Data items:
* begin *

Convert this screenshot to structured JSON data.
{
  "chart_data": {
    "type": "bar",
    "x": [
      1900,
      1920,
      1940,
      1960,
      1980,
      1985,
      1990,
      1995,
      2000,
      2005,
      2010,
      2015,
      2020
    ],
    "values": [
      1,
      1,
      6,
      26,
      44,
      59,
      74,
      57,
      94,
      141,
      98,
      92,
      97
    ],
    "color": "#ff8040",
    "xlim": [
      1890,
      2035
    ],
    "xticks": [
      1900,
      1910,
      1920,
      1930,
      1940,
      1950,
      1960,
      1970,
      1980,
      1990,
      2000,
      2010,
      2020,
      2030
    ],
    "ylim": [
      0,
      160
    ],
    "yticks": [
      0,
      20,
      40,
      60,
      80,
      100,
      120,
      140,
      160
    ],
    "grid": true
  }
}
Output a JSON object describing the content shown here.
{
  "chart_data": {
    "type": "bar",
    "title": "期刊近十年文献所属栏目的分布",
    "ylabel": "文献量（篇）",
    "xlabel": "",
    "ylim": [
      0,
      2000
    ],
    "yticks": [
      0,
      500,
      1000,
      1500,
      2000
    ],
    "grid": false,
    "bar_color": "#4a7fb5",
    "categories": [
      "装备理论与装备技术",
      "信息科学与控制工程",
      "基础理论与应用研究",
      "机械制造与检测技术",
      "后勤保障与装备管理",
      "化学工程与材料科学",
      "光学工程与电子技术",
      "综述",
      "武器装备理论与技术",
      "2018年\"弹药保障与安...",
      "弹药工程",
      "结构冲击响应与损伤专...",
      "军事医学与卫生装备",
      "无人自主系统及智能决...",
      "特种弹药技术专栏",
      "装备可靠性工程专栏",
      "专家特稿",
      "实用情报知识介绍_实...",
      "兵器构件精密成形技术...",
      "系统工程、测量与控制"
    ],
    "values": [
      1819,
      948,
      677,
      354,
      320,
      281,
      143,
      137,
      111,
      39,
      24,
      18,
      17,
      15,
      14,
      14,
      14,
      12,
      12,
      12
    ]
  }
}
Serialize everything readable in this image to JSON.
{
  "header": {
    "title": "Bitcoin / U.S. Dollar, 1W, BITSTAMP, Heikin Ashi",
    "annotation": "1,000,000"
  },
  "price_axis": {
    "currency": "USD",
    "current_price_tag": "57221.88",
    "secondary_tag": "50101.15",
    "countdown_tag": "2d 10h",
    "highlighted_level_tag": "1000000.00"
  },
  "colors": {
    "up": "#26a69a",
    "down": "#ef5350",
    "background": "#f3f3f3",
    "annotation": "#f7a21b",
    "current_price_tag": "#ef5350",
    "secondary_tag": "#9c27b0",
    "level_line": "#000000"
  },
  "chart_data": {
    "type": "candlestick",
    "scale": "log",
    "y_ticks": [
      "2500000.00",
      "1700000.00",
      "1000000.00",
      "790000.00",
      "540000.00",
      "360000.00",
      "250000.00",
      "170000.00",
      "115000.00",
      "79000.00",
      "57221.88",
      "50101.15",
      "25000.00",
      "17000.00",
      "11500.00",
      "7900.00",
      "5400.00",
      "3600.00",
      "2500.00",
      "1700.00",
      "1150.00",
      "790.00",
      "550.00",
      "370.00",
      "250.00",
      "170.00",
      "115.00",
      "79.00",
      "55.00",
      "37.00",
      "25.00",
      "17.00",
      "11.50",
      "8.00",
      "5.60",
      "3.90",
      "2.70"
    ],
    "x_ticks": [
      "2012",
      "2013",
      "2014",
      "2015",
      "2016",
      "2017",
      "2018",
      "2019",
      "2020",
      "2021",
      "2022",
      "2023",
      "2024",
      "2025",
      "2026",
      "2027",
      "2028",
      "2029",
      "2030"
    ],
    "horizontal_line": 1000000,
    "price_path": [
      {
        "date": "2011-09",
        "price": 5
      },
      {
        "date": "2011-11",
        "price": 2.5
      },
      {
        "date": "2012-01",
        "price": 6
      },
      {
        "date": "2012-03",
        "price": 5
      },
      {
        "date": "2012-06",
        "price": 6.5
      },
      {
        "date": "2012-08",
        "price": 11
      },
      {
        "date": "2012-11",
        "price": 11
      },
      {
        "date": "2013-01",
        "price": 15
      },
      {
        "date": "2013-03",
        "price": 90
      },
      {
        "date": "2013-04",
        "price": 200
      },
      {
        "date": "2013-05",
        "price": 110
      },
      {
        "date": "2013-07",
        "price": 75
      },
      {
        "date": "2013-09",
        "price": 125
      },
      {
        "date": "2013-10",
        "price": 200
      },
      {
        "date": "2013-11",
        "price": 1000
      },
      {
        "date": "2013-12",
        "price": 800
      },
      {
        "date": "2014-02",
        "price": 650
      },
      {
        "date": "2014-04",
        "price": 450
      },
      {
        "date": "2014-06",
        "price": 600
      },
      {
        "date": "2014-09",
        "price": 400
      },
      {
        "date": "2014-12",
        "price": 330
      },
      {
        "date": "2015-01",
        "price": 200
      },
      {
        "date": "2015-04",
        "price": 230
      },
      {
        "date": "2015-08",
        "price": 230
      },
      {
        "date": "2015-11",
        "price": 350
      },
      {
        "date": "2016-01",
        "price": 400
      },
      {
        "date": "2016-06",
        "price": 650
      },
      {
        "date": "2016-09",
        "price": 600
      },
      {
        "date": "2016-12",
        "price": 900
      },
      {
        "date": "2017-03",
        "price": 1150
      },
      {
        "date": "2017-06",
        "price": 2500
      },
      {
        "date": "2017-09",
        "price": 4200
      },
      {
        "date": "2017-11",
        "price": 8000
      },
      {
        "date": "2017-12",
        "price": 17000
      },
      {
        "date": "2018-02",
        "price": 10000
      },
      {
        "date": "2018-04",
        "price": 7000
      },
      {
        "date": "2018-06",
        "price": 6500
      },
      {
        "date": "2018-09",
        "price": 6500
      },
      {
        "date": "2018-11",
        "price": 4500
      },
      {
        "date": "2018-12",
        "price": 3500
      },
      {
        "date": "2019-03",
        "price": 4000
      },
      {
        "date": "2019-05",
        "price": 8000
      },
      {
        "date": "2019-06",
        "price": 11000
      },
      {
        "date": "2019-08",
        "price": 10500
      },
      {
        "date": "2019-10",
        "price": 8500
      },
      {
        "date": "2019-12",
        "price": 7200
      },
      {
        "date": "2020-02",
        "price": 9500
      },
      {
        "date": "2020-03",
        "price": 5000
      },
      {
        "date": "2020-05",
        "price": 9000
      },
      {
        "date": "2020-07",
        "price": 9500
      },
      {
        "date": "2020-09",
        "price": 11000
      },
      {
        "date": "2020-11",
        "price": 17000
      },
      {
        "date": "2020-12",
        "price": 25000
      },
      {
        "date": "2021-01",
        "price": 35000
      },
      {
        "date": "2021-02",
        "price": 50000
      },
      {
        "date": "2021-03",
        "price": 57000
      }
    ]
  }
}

* end *

→ Work to complete:
Each line above is to be repeated exactly.

→ The output:
Convert this screenshot to structured JSON data.
{
  "chart_data": {
    "type": "bar",
    "x": [
      1900,
      1920,
      1940,
      1960,
      1980,
      1985,
      1990,
      1995,
      2000,
      2005,
      2010,
      2015,
      2020
    ],
    "values": [
      1,
      1,
      6,
      26,
      44,
      59,
      74,
      57,
      94,
      141,
      98,
      92,
      97
    ],
    "color": "#ff8040",
    "xlim": [
      1890,
      2035
    ],
    "xticks": [
      1900,
      1910,
      1920,
      1930,
      1940,
      1950,
      1960,
      1970,
      1980,
      1990,
      2000,
      2010,
      2020,
      2030
    ],
    "ylim": [
      0,
      160
    ],
    "yticks": [
      0,
      20,
      40,
      60,
      80,
      100,
      120,
      140,
      160
    ],
    "grid": true
  }
}
Output a JSON object describing the content shown here.
{
  "chart_data": {
    "type": "bar",
    "title": "期刊近十年文献所属栏目的分布",
    "ylabel": "文献量（篇）",
    "xlabel": "",
    "ylim": [
      0,
      2000
    ],
    "yticks": [
      0,
      500,
      1000,
      1500,
      2000
    ],
    "grid": false,
    "bar_color": "#4a7fb5",
    "categories": [
      "装备理论与装备技术",
      "信息科学与控制工程",
      "基础理论与应用研究",
      "机械制造与检测技术",
      "后勤保障与装备管理",
      "化学工程与材料科学",
      "光学工程与电子技术",
      "综述",
      "武器装备理论与技术",
      "2018年\"弹药保障与安...",
      "弹药工程",
      "结构冲击响应与损伤专...",
      "军事医学与卫生装备",
      "无人自主系统及智能决...",
      "特种弹药技术专栏",
      "装备可靠性工程专栏",
      "专家特稿",
      "实用情报知识介绍_实...",
      "兵器构件精密成形技术...",
      "系统工程、测量与控制"
    ],
    "values": [
      1819,
      948,
      677,
      354,
      320,
      281,
      143,
      137,
      111,
      39,
      24,
      18,
      17,
      15,
      14,
      14,
      14,
      12,
      12,
      12
    ]
  }
}
Serialize everything readable in this image to JSON.
{
  "header": {
    "title": "Bitcoin / U.S. Dollar, 1W, BITSTAMP, Heikin Ashi",
    "annotation": "1,000,000"
  },
  "price_axis": {
    "currency": "USD",
    "current_price_tag": "57221.88",
    "secondary_tag": "50101.15",
    "countdown_tag": "2d 10h",
    "highlighted_level_tag": "1000000.00"
  },
  "colors": {
    "up": "#26a69a",
    "down": "#ef5350",
    "background": "#f3f3f3",
    "annotation": "#f7a21b",
    "current_price_tag": "#ef5350",
    "secondary_tag": "#9c27b0",
    "level_line": "#000000"
  },
  "chart_data": {
    "type": "candlestick",
    "scale": "log",
    "y_ticks": [
      "2500000.00",
      "1700000.00",
      "1000000.00",
      "790000.00",
      "540000.00",
      "360000.00",
      "250000.00",
      "170000.00",
      "115000.00",
      "79000.00",
      "57221.88",
      "50101.15",
      "25000.00",
      "17000.00",
      "11500.00",
      "7900.00",
      "5400.00",
      "3600.00",
      "2500.00",
      "1700.00",
      "1150.00",
      "790.00",
      "550.00",
      "370.00",
      "250.00",
      "170.00",
      "115.00",
      "79.00",
      "55.00",
      "37.00",
      "25.00",
      "17.00",
      "11.50",
      "8.00",
      "5.60",
      "3.90",
      "2.70"
    ],
    "x_ticks": [
      "2012",
      "2013",
      "2014",
      "2015",
      "2016",
      "2017",
      "2018",
      "2019",
      "2020",
      "2021",
      "2022",
      "2023",
      "2024",
      "2025",
      "2026",
      "2027",
      "2028",
      "2029",
      "2030"
    ],
    "horizontal_line": 1000000,
    "price_path": [
      {
        "date": "2011-09",
        "price": 5
      },
      {
        "date": "2011-11",
        "price": 2.5
      },
      {
        "date": "2012-01",
        "price": 6
      },
      {
        "date": "2012-03",
        "price": 5
      },
      {
        "date": "2012-06",
        "price": 6.5
      },
      {
        "date": "2012-08",
        "price": 11
      },
      {
        "date": "2012-11",
        "price": 11
      },
      {
        "date": "2013-01",
        "price": 15
      },
      {
        "date": "2013-03",
        "price": 90
      },
      {
        "date": "2013-04",
        "price": 200
      },
      {
        "date": "2013-05",
        "price": 110
      },
      {
        "date": "2013-07",
        "price": 75
      },
      {
        "date": "2013-09",
        "price": 125
      },
      {
        "date": "2013-10",
        "price": 200
      },
      {
        "date": "2013-11",
        "price": 1000
      },
      {
        "date": "2013-12",
        "price": 800
      },
      {
        "date": "2014-02",
        "price": 650
      },
      {
        "date": "2014-04",
        "price": 450
      },
      {
        "date": "2014-06",
        "price": 600
      },
      {
        "date": "2014-09",
        "price": 400
      },
      {
        "date": "2014-12",
        "price": 330
      },
      {
        "date": "2015-01",
        "price": 200
      },
      {
        "date": "2015-04",
        "price": 230
      },
      {
        "date": "2015-08",
        "price": 230
      },
      {
        "date": "2015-11",
        "price": 350
      },
      {
        "date": "2016-01",
        "price": 400
      },
      {
        "date": "2016-06",
        "price": 650
      },
      {
        "date": "2016-09",
        "price": 600
      },
      {
        "date": "2016-12",
        "price": 900
      },
      {
        "date": "2017-03",
        "price": 1150
      },
      {
        "date": "2017-06",
        "price": 2500
      },
      {
        "date": "2017-09",
        "price": 4200
      },
      {
        "date": "2017-11",
        "price": 8000
      },
      {
        "date": "2017-12",
        "price": 17000
      },
      {
        "date": "2018-02",
        "price": 10000
      },
      {
        "date": "2018-04",
        "price": 7000
      },
      {
        "date": "2018-06",
        "price": 6500
      },
      {
        "date": "2018-09",
        "price": 6500
      },
      {
        "date": "2018-11",
        "price": 4500
      },
      {
        "date": "2018-12",
        "price": 3500
      },
      {
        "date": "2019-03",
        "price": 4000
      },
      {
        "date": "2019-05",
        "price": 8000
      },
      {
        "date": "2019-06",
        "price": 11000
      },
      {
        "date": "2019-08",
        "price": 10500
      },
      {
        "date": "2019-10",
        "price": 8500
      },
      {
        "date": "2019-12",
        "price": 7200
      },
      {
        "date": "2020-02",
        "price": 9500
      },
      {
        "date": "2020-03",
        "price": 5000
      },
      {
        "date": "2020-05",
        "price": 9000
      },
      {
        "date": "2020-07",
        "price": 9500
      },
      {
        "date": "2020-09",
        "price": 11000
      },
      {
        "date": "2020-11",
        "price": 17000
      },
      {
        "date": "2020-12",
        "price": 25000
      },
      {
        "date": "2021-01",
        "price": 35000
      },
      {
        "date": "2021-02",
        "price": 50000
      },
      {
        "date": "2021-03",
        "price": 57000
      }
    ]
  }
}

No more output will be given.